Where a line holds the word "JSON", copy that line.

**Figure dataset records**

-*-

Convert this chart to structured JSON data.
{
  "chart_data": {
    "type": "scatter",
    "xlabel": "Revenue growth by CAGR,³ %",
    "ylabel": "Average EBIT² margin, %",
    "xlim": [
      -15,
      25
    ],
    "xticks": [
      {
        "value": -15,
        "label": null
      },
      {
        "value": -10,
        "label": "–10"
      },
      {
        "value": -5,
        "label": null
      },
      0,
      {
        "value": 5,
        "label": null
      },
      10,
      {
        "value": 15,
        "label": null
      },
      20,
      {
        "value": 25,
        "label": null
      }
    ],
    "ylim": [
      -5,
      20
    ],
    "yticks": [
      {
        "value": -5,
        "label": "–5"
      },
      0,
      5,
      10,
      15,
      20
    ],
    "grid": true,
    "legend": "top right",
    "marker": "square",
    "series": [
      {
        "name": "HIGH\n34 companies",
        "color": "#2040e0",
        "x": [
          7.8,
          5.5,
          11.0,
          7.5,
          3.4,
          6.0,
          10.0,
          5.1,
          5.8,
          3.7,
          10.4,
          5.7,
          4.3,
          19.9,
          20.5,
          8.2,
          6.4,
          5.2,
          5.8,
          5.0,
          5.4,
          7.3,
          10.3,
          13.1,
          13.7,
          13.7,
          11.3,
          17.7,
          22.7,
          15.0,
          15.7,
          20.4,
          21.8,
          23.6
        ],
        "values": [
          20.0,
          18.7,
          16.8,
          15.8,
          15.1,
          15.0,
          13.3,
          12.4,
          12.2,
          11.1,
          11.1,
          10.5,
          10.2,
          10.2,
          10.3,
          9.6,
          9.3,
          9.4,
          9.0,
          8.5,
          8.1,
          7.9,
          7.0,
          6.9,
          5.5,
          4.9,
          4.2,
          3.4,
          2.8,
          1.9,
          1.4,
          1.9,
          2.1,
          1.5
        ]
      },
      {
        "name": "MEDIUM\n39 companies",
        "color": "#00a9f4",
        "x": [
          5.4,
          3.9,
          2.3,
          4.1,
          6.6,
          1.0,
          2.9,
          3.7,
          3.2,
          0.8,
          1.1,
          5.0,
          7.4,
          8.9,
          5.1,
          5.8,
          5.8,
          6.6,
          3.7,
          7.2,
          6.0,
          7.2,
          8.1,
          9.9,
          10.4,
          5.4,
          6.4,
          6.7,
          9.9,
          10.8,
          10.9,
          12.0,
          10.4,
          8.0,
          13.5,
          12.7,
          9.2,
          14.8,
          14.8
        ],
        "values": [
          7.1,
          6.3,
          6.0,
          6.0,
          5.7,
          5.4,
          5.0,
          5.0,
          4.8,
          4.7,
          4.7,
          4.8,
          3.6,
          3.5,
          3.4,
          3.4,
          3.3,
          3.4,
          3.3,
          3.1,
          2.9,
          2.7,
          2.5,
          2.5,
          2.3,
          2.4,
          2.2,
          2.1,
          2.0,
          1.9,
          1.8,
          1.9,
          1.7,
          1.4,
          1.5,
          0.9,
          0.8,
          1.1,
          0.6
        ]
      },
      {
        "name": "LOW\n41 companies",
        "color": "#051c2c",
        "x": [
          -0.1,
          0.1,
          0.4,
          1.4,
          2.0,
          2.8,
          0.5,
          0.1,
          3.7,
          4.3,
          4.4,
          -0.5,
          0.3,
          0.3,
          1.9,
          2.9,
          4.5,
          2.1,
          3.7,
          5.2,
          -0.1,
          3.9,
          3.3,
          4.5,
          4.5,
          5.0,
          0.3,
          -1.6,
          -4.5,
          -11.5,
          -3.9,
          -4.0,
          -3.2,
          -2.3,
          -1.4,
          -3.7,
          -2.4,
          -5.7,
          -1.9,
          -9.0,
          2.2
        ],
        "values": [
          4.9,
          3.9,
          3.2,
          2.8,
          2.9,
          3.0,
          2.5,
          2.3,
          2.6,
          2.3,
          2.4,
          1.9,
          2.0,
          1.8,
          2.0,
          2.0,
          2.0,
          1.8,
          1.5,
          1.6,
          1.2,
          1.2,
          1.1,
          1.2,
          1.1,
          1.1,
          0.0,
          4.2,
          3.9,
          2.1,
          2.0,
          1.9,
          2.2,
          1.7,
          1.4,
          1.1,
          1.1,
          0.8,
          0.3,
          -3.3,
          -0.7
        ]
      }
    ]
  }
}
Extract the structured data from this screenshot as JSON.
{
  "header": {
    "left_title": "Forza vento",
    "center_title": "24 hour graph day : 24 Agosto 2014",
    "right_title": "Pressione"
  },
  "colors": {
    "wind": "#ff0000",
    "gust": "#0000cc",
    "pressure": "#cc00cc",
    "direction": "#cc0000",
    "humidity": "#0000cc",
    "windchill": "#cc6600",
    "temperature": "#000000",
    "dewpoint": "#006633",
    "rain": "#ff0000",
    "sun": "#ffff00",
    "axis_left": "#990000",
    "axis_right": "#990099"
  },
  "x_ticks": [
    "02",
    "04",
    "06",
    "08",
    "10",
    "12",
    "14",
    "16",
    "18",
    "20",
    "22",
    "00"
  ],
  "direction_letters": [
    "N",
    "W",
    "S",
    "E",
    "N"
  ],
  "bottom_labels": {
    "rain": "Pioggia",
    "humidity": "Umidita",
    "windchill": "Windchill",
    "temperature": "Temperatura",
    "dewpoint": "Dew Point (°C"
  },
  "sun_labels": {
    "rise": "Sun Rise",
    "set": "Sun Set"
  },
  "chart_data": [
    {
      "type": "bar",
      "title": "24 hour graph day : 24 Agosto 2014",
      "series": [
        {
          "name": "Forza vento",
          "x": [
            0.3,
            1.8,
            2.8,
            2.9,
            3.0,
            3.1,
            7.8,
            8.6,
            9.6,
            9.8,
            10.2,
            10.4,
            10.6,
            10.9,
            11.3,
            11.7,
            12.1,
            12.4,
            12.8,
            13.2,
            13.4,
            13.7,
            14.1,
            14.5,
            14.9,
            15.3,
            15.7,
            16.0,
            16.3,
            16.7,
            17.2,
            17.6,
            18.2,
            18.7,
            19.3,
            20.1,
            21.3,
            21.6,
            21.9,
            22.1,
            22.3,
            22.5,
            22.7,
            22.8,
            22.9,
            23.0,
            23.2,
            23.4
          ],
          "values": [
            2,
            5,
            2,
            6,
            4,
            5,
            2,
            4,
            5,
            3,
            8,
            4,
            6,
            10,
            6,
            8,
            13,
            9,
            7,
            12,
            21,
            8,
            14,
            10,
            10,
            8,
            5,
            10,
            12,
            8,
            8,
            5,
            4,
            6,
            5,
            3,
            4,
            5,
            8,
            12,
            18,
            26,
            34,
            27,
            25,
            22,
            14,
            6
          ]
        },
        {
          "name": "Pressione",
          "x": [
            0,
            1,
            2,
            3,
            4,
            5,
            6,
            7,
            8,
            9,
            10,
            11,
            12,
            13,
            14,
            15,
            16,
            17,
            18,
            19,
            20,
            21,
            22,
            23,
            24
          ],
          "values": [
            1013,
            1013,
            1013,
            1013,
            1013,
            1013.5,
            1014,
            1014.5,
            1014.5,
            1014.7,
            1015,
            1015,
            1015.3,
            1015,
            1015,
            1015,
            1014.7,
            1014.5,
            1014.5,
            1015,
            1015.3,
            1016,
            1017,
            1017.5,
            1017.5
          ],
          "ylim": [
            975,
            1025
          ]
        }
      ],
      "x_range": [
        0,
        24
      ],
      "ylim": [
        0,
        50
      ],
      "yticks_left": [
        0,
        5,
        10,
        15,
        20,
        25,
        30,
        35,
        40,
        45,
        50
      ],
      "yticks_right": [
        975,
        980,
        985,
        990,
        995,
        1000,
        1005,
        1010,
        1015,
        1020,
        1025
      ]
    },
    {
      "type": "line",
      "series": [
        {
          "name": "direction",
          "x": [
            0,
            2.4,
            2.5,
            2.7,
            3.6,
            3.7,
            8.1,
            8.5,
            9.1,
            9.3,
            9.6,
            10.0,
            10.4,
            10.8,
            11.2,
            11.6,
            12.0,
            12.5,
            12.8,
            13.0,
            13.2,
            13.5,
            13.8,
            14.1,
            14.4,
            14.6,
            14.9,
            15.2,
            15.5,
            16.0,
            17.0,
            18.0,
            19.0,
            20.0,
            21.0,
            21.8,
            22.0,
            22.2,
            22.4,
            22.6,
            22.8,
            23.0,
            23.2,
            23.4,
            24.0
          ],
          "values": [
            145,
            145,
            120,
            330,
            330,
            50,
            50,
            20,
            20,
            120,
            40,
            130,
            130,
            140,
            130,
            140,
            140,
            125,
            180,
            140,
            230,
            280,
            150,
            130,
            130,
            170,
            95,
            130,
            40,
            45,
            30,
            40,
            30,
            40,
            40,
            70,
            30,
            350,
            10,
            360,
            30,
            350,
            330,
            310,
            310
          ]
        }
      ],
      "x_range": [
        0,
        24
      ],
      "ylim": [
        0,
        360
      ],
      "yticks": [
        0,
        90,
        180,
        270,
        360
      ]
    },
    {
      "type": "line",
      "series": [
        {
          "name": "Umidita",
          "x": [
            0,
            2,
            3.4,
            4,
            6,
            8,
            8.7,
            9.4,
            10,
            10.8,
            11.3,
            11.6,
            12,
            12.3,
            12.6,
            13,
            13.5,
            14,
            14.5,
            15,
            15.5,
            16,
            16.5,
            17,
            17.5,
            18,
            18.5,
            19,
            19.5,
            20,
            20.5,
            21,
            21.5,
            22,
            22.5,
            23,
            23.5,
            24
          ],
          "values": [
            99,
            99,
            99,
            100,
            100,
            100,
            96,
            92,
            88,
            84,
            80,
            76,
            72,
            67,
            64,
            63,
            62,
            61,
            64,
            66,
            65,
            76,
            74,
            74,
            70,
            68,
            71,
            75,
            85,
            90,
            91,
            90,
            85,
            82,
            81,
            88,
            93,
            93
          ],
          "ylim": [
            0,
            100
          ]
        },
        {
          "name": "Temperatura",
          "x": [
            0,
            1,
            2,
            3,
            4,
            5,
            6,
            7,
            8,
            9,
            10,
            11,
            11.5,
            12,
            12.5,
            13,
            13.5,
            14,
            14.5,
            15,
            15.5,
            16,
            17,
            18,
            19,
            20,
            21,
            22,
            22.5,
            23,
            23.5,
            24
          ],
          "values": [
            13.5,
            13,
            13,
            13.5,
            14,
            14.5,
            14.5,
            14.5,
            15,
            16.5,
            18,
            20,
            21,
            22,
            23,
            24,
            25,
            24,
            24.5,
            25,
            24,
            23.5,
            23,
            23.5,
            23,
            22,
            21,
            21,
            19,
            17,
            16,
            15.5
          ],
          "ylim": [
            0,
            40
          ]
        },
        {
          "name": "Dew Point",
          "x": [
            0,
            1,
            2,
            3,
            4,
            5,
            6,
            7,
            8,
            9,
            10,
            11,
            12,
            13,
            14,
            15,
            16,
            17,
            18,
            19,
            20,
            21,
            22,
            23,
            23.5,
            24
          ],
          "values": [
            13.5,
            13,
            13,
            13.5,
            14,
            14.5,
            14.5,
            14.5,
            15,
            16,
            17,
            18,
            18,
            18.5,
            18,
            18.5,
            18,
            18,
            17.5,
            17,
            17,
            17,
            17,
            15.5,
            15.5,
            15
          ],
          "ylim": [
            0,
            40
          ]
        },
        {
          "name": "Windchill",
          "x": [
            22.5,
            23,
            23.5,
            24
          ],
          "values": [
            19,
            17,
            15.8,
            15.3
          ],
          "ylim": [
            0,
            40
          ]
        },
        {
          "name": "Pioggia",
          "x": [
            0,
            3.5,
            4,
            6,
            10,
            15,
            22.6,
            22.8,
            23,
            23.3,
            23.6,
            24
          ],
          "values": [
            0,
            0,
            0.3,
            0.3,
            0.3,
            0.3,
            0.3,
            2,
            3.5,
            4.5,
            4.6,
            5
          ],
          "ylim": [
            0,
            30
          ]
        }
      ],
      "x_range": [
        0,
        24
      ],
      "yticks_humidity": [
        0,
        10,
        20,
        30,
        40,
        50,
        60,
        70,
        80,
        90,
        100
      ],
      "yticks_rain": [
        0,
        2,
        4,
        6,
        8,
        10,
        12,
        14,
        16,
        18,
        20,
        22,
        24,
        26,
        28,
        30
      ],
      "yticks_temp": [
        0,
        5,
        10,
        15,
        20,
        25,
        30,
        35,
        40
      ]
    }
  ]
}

-*-

**RESULT OF THIS EXERCISE**
Convert this chart to structured JSON data.
Extract the structured data from this screenshot as JSON.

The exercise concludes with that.